Stored data
——

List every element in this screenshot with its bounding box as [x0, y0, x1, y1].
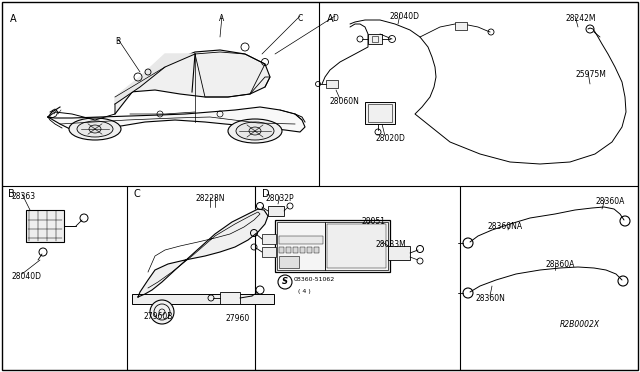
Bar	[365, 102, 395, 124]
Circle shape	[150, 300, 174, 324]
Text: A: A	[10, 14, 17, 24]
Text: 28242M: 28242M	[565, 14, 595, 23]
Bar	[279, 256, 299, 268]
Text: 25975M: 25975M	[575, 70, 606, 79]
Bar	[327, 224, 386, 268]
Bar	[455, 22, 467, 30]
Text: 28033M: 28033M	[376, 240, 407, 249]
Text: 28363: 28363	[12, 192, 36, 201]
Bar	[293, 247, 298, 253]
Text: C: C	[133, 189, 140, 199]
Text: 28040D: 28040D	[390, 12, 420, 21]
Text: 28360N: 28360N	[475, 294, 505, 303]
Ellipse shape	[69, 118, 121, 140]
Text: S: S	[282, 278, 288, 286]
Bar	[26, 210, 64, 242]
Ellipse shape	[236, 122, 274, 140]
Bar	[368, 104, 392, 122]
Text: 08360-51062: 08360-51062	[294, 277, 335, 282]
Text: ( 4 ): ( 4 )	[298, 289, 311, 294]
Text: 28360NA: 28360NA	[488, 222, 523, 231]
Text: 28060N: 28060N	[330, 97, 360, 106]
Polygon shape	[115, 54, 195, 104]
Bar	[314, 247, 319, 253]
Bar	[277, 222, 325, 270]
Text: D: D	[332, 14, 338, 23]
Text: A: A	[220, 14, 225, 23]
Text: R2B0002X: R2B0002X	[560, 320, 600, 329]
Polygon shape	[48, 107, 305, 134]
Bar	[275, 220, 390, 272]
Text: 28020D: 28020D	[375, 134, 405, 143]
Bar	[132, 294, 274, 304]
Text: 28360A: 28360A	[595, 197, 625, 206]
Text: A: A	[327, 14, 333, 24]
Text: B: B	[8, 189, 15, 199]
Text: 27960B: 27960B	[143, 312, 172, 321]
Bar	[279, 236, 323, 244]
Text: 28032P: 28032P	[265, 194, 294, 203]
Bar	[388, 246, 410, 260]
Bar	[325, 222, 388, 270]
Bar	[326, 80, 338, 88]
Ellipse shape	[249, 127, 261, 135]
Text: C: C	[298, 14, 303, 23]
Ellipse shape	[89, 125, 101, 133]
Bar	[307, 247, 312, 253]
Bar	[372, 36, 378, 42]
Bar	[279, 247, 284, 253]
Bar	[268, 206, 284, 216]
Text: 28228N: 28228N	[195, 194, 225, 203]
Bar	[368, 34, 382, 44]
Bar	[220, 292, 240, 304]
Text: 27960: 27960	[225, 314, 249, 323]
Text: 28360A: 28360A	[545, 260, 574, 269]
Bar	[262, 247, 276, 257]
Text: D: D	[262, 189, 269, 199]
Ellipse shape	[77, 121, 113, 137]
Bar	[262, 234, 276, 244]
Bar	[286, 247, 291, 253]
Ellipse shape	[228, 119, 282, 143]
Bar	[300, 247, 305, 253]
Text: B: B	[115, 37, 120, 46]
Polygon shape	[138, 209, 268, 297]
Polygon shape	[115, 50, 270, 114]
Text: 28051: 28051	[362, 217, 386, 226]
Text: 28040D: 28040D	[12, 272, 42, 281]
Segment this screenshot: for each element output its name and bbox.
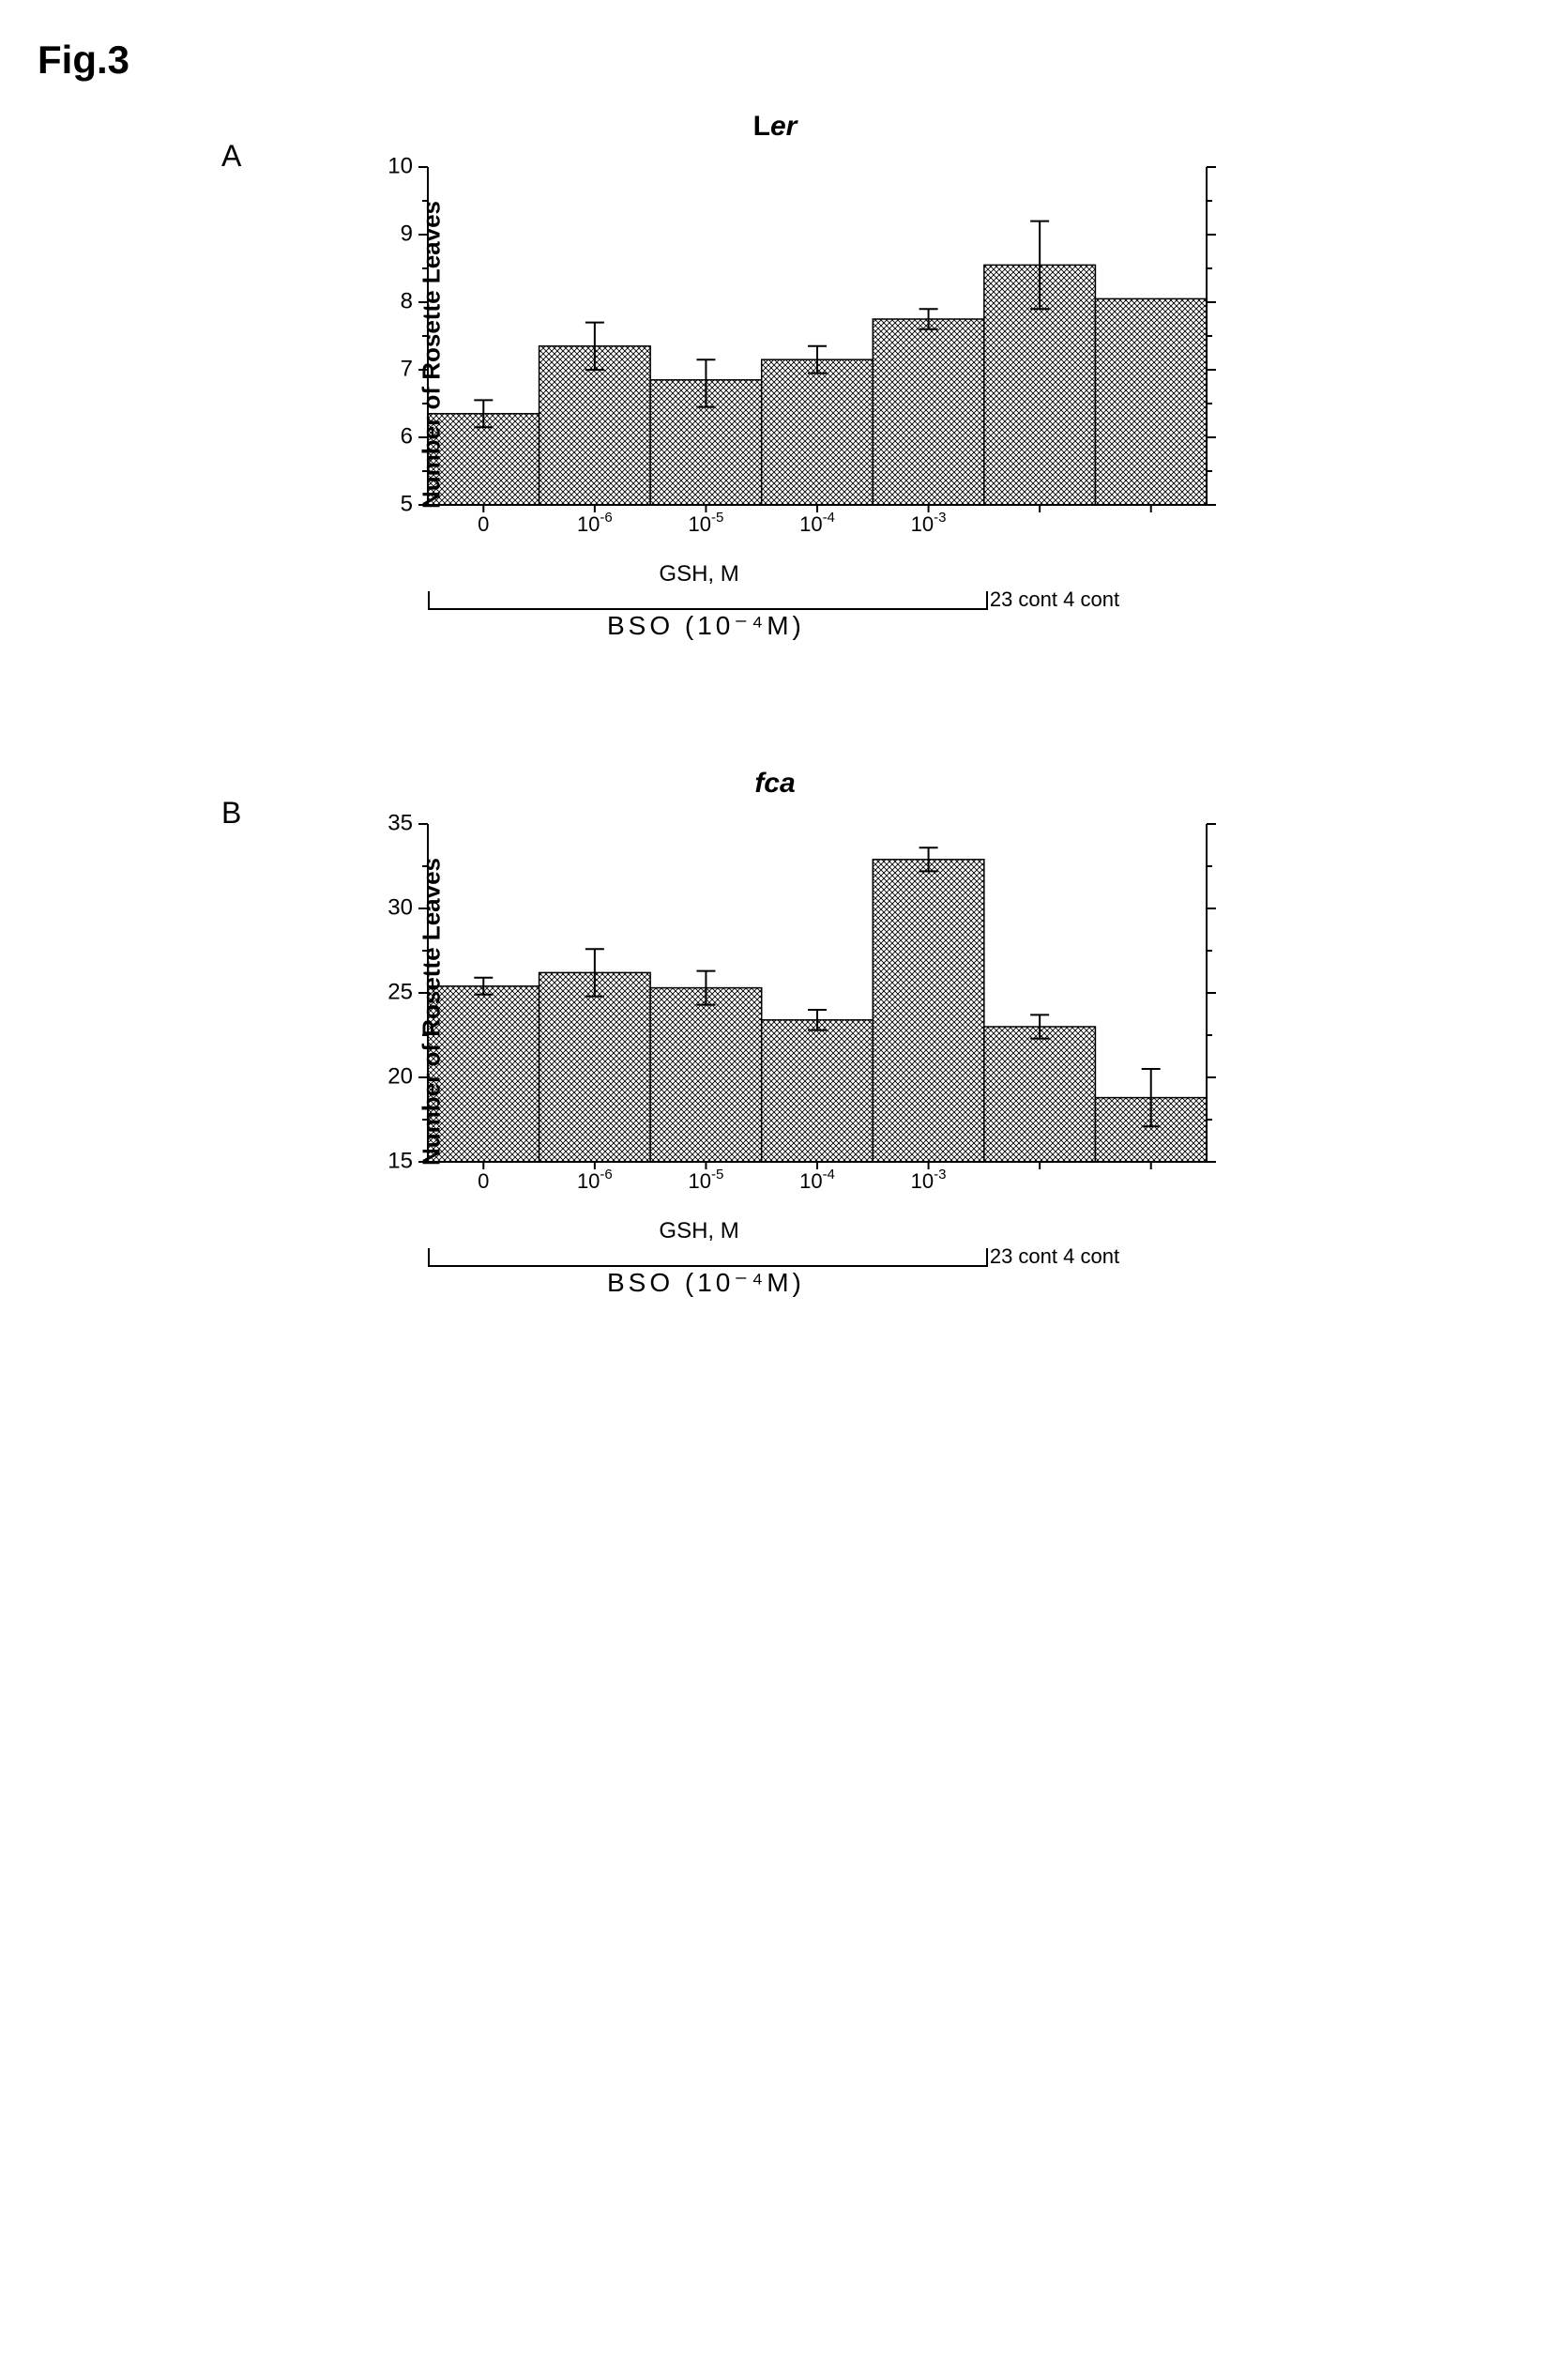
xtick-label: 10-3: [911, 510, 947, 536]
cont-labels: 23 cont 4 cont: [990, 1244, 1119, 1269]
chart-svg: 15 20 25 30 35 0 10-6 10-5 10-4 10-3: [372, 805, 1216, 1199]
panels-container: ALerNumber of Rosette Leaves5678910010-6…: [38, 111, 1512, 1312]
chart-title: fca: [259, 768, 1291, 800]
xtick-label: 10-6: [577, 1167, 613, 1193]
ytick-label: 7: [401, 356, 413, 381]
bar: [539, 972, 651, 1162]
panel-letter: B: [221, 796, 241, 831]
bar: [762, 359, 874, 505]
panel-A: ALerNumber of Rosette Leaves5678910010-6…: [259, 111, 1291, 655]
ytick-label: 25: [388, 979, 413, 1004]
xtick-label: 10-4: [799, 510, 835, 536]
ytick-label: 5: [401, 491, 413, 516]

——

● **Short problem**
Turn the entries above into one numbered list, one line per item, leaving out the blank lines and the pictures.

● **Answer to the problem**
1. List every element in this screenshot with its bounding box as [x0, y0, x1, y1].
2. Bar	[365, 102, 395, 124]
3. Circle shape	[150, 300, 174, 324]
4. Text: A: A	[10, 14, 17, 24]
5. Text: 28242M: 28242M	[565, 14, 595, 23]
6. Bar	[279, 256, 299, 268]
7. Text: 25975M: 25975M	[575, 70, 606, 79]
8. Bar	[327, 224, 386, 268]
9. Bar	[455, 22, 467, 30]
10. Text: 28033M: 28033M	[376, 240, 407, 249]
11. Text: 28363: 28363	[12, 192, 36, 201]
12. Bar	[293, 247, 298, 253]
13. Text: C: C	[133, 189, 140, 199]
14. Text: 28040D: 28040D	[390, 12, 420, 21]
15. Text: 28360N: 28360N	[475, 294, 505, 303]
16. Ellipse shape	[69, 118, 121, 140]
17. Text: S: S	[282, 278, 288, 286]
18. Bar	[26, 210, 64, 242]
19. Ellipse shape	[236, 122, 274, 140]
20. Bar	[368, 104, 392, 122]
21. Text: 08360-51062: 08360-51062	[294, 277, 335, 282]
22. Text: ( 4 ): ( 4 )	[298, 289, 311, 294]
23. Text: 28360NA: 28360NA	[488, 222, 523, 231]
24. Text: 28060N: 28060N	[330, 97, 360, 106]
25. Polygon shape	[115, 54, 195, 104]
26. Bar	[314, 247, 319, 253]
27. Bar	[277, 222, 325, 270]
28. Text: D: D	[332, 14, 338, 23]
29. Text: A: A	[220, 14, 225, 23]
30. Text: R2B0002X: R2B0002X	[560, 320, 600, 329]
31. Polygon shape	[48, 107, 305, 134]
32. Bar	[275, 220, 390, 272]
33. Text: 28020D: 28020D	[375, 134, 405, 143]
34. Bar	[132, 294, 274, 304]
35. Text: 28360A: 28360A	[595, 197, 625, 206]
36. Text: A: A	[327, 14, 333, 24]
37. Text: B: B	[8, 189, 15, 199]
38. Text: 27960B: 27960B	[143, 312, 172, 321]
39. Bar	[279, 236, 323, 244]
40. Text: 28032P: 28032P	[265, 194, 294, 203]
41. Bar	[388, 246, 410, 260]
42. Bar	[325, 222, 388, 270]
43. Bar	[326, 80, 338, 88]
44. Ellipse shape	[249, 127, 261, 135]
45. Text: C: C	[298, 14, 303, 23]
46. Ellipse shape	[89, 125, 101, 133]
47. Bar	[307, 247, 312, 253]
48. Bar	[372, 36, 378, 42]
49. Bar	[279, 247, 284, 253]
50. Bar	[268, 206, 284, 216]
51. Text: 28228N: 28228N	[195, 194, 225, 203]
52. Bar	[368, 34, 382, 44]
53. Bar	[220, 292, 240, 304]
54. Text: 27960: 27960	[225, 314, 249, 323]
55. Text: 28360A: 28360A	[545, 260, 574, 269]
56. Bar	[262, 247, 276, 257]
57. Text: D: D	[262, 189, 269, 199]
58. Ellipse shape	[77, 121, 113, 137]
59. Bar	[262, 234, 276, 244]
60. Bar	[286, 247, 291, 253]
61. Ellipse shape	[228, 119, 282, 143]
62. Bar	[300, 247, 305, 253]
63. Text: B: B	[115, 37, 120, 46]
64. Polygon shape	[138, 209, 268, 297]
65. Polygon shape	[115, 50, 270, 114]
66. Text: 28051: 28051	[362, 217, 386, 226]
67. Text: 28040D: 28040D	[12, 272, 42, 281]
68. Segment this screenshot: for each element output its name and bbox.
69. xtick-label: 10-3: [911, 510, 947, 536]
70. cont-labels: 23 cont 4 cont: [990, 1244, 1119, 1269]
71. chart-svg: 15 20 25 30 35 0 10-6 10-5 10-4 10-3: [372, 805, 1216, 1199]
72. panels-container: ALerNumber of Rosette Leaves5678910010-6…: [38, 111, 1512, 1312]
73. chart-title: fca: [259, 768, 1291, 800]
74. xtick-label: 10-6: [577, 1167, 613, 1193]
75. ytick-label: 7: [401, 356, 413, 381]
76. bar: [539, 972, 651, 1162]
77. panel-letter: B: [221, 796, 241, 831]
78. bar: [762, 359, 874, 505]
79. panel-A: ALerNumber of Rosette Leaves5678910010-6…: [259, 111, 1291, 655]
80. ytick-label: 25: [388, 979, 413, 1004]
81. xtick-label: 10-4: [799, 510, 835, 536]
82. ytick-label: 5: [401, 491, 413, 516]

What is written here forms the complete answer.